>> Begin
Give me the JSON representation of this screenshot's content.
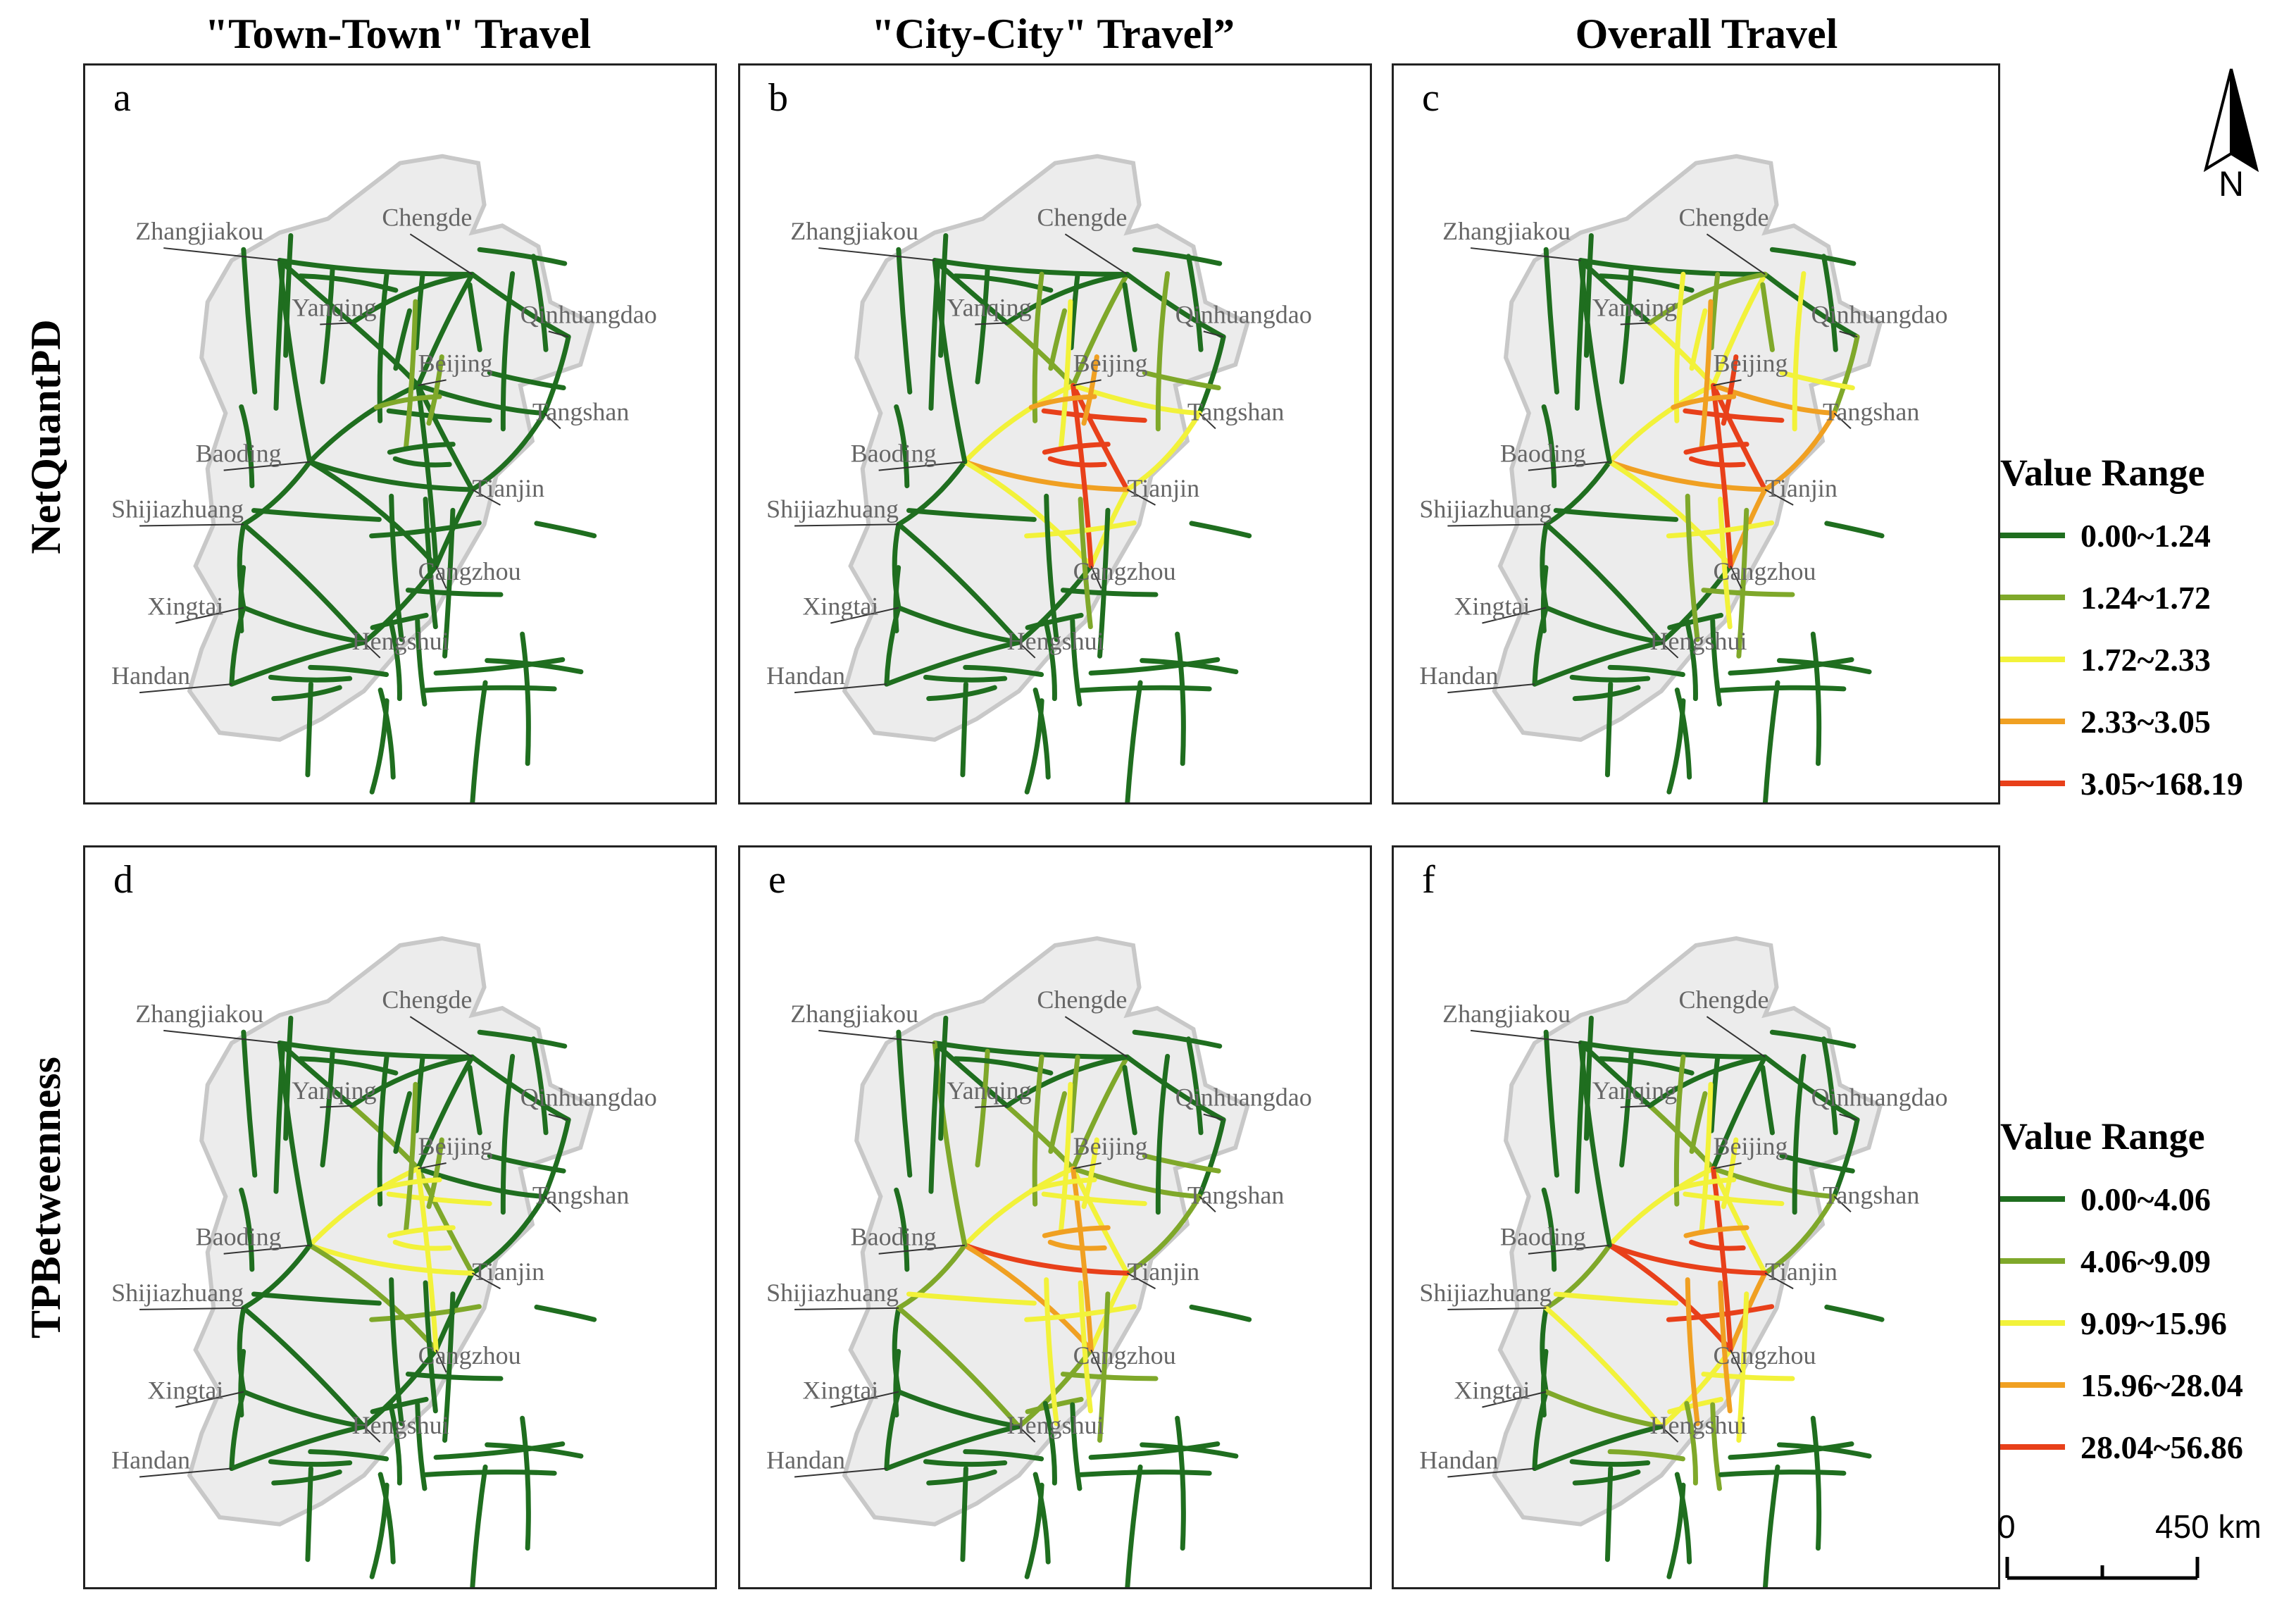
{
  "columns": [
    {
      "title": "\"Town-Town\" Travel"
    },
    {
      "title": "\"City-City\" Travel”"
    },
    {
      "title": "Overall Travel"
    }
  ],
  "rows": [
    {
      "title": "NetQuantPD"
    },
    {
      "title": "TPBetweenness"
    }
  ],
  "panels": [
    {
      "letter": "a"
    },
    {
      "letter": "b"
    },
    {
      "letter": "c"
    },
    {
      "letter": "d"
    },
    {
      "letter": "e"
    },
    {
      "letter": "f"
    }
  ],
  "cities": [
    "Zhangjiakou",
    "Chengde",
    "Yanqing",
    "Qinhuangdao",
    "Beijing",
    "Tangshan",
    "Baoding",
    "Tianjin",
    "Shijiazhuang",
    "Cangzhou",
    "Xingtai",
    "Hengshui",
    "Handan"
  ],
  "legend_top": {
    "title": "Value Range",
    "items": [
      {
        "label": "0.00~1.24",
        "color": "#1f6e1f"
      },
      {
        "label": "1.24~1.72",
        "color": "#7fa82a"
      },
      {
        "label": "1.72~2.33",
        "color": "#f2f23a"
      },
      {
        "label": "2.33~3.05",
        "color": "#f0a022"
      },
      {
        "label": "3.05~168.19",
        "color": "#e8401a"
      }
    ]
  },
  "legend_bottom": {
    "title": "Value Range",
    "items": [
      {
        "label": "0.00~4.06",
        "color": "#1f6e1f"
      },
      {
        "label": "4.06~9.09",
        "color": "#7fa82a"
      },
      {
        "label": "9.09~15.96",
        "color": "#f2f23a"
      },
      {
        "label": "15.96~28.04",
        "color": "#f0a022"
      },
      {
        "label": "28.04~56.86",
        "color": "#e8401a"
      }
    ]
  },
  "north_arrow": {
    "label": "N"
  },
  "scale_bar": {
    "start": "0",
    "end": "450 km"
  },
  "colors": {
    "class1": "#1f6e1f",
    "class2": "#7fa82a",
    "class3": "#f2f23a",
    "class4": "#f0a022",
    "class5": "#e8401a",
    "region_fill": "#ececec",
    "region_border": "#c8c8c8",
    "label_text": "#666666"
  }
}
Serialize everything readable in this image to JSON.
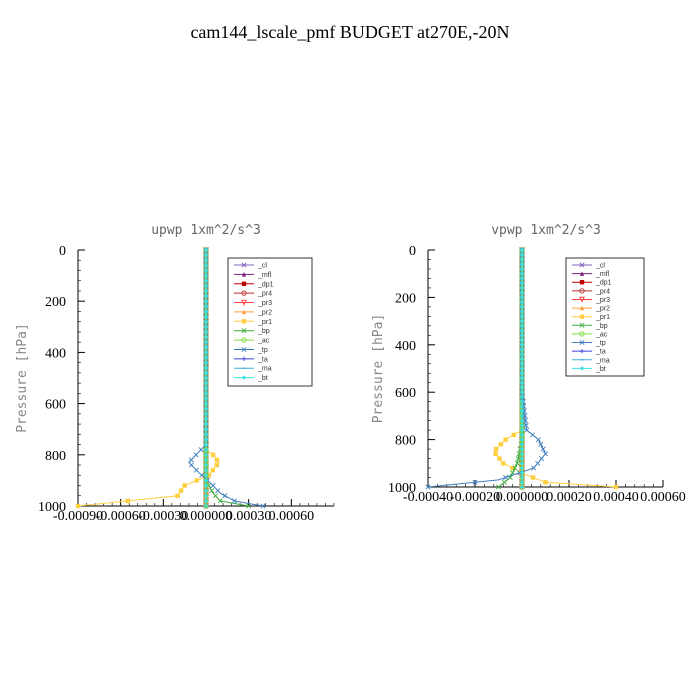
>> End
## What is expected
Copy the material above in full and exactly, skipping pictures.

## Task result
Give me the JSON representation of this screenshot's content.
{
  "columns": [
    {
      "title": "\"Town-Town\" Travel"
    },
    {
      "title": "\"City-City\" Travel”"
    },
    {
      "title": "Overall Travel"
    }
  ],
  "rows": [
    {
      "title": "NetQuantPD"
    },
    {
      "title": "TPBetweenness"
    }
  ],
  "panels": [
    {
      "letter": "a"
    },
    {
      "letter": "b"
    },
    {
      "letter": "c"
    },
    {
      "letter": "d"
    },
    {
      "letter": "e"
    },
    {
      "letter": "f"
    }
  ],
  "cities": [
    "Zhangjiakou",
    "Chengde",
    "Yanqing",
    "Qinhuangdao",
    "Beijing",
    "Tangshan",
    "Baoding",
    "Tianjin",
    "Shijiazhuang",
    "Cangzhou",
    "Xingtai",
    "Hengshui",
    "Handan"
  ],
  "legend_top": {
    "title": "Value Range",
    "items": [
      {
        "label": "0.00~1.24",
        "color": "#1f6e1f"
      },
      {
        "label": "1.24~1.72",
        "color": "#7fa82a"
      },
      {
        "label": "1.72~2.33",
        "color": "#f2f23a"
      },
      {
        "label": "2.33~3.05",
        "color": "#f0a022"
      },
      {
        "label": "3.05~168.19",
        "color": "#e8401a"
      }
    ]
  },
  "legend_bottom": {
    "title": "Value Range",
    "items": [
      {
        "label": "0.00~4.06",
        "color": "#1f6e1f"
      },
      {
        "label": "4.06~9.09",
        "color": "#7fa82a"
      },
      {
        "label": "9.09~15.96",
        "color": "#f2f23a"
      },
      {
        "label": "15.96~28.04",
        "color": "#f0a022"
      },
      {
        "label": "28.04~56.86",
        "color": "#e8401a"
      }
    ]
  },
  "north_arrow": {
    "label": "N"
  },
  "scale_bar": {
    "start": "0",
    "end": "450 km"
  },
  "colors": {
    "class1": "#1f6e1f",
    "class2": "#7fa82a",
    "class3": "#f2f23a",
    "class4": "#f0a022",
    "class5": "#e8401a",
    "region_fill": "#ececec",
    "region_border": "#c8c8c8",
    "label_text": "#666666"
  }
}
Serialize everything readable in this image to JSON.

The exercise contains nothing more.